Among the entries below, count the lines where the string "Guangzhou" occurs, and give only the number.
BEGIN Given data
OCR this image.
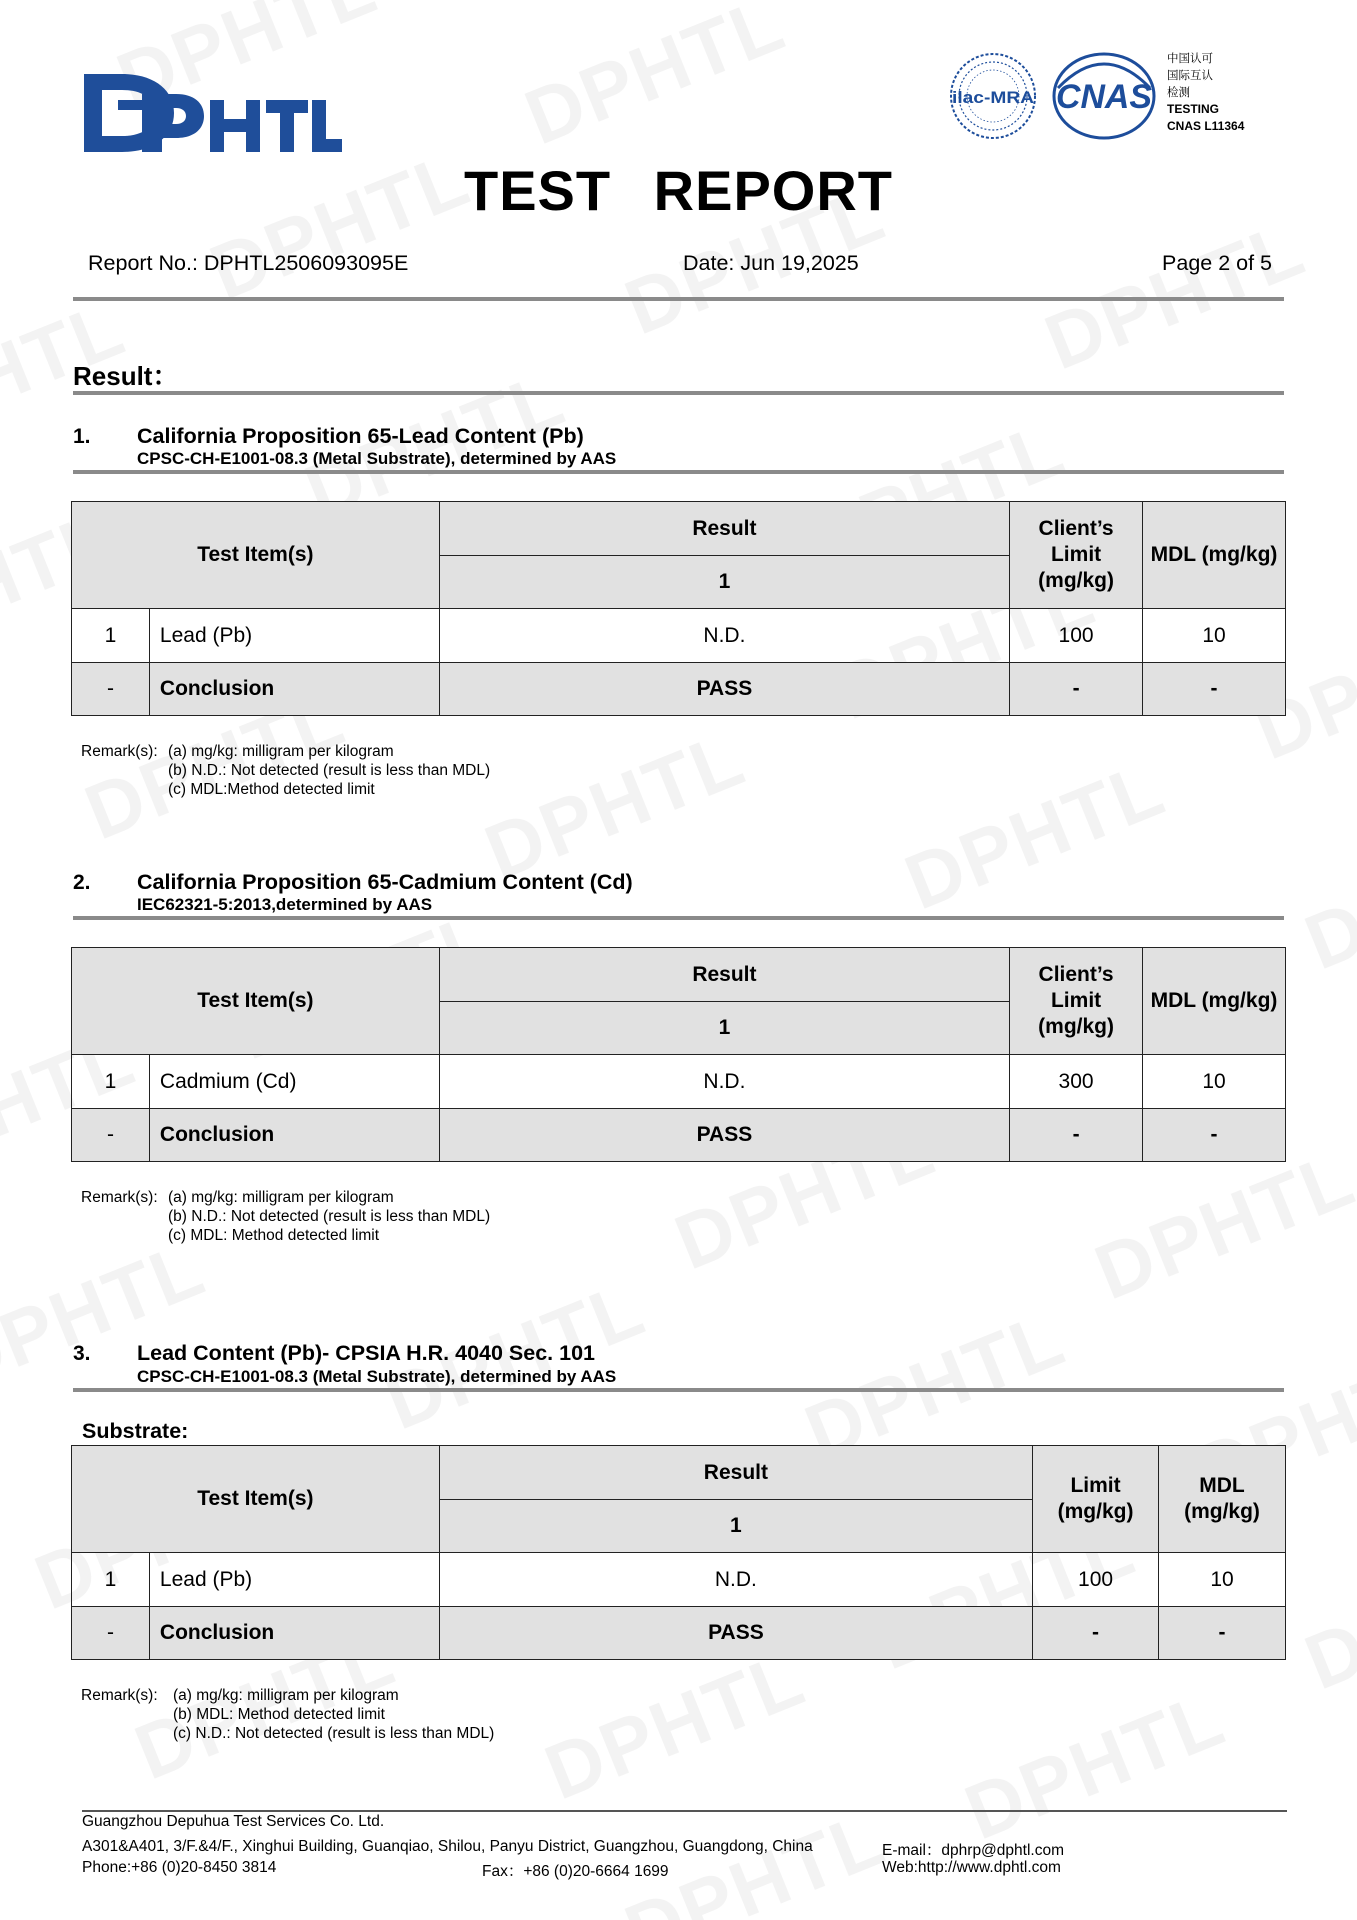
ilac-MRA CNAS
中国认可
国际互认
检测
TESTING
CNAS L11364
TEST REPORT
Report No.: DPHTL2506093095E	Date: Jun 19,2025	Page 2 of 5
Result：
1. California Proposition 65-Lead Content (Pb)
CPSC-CH-E1001-08.3 (Metal Substrate), determined by AAS
Test Item(s)		Result	Client’s Limit (mg/kg)	MDL (mg/kg)
		1		
1	Lead (Pb)	N.D.	100	10
-	Conclusion	PASS	-	-
Remark(s): (a) mg/kg: milligram per kilogram
(b) N.D.: Not detected (result is less than MDL)
(c) MDL:Method detected limit
2. California Proposition 65-Cadmium Content (Cd)
IEC62321-5:2013,determined by AAS
Test Item(s)		Result	Client’s Limit (mg/kg)	MDL (mg/kg)
		1		
1	Cadmium (Cd)	N.D.	300	10
-	Conclusion	PASS	-	-
Remark(s): (a) mg/kg: milligram per kilogram
(b) N.D.: Not detected (result is less than MDL)
(c) MDL: Method detected limit
3. Lead Content (Pb)- CPSIA H.R. 4040 Sec. 101
CPSC-CH-E1001-08.3 (Metal Substrate), determined by AAS
Substrate:
Test Item(s)		Result	Limit (mg/kg)	MDL (mg/kg)
		1		
1	Lead (Pb)	N.D.	100	10
-	Conclusion	PASS	-	-
Remark(s): (a) mg/kg: milligram per kilogram
(b) MDL: Method detected limit
(c) N.D.: Not detected (result is less than MDL)
Guangzhou Depuhua Test Services Co. Ltd.
A301&A401, 3/F.&4/F., Xinghui Building, Guanqiao, Shilou, Panyu District, Guangzhou, Guangdong, China
Phone:+86 (0)20-8450 3814	Fax：+86 (0)20-6664 1699
E-mail：dphrp@dphtl.com
Web:http://www.dphtl.com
END Given data
## [Reply]
2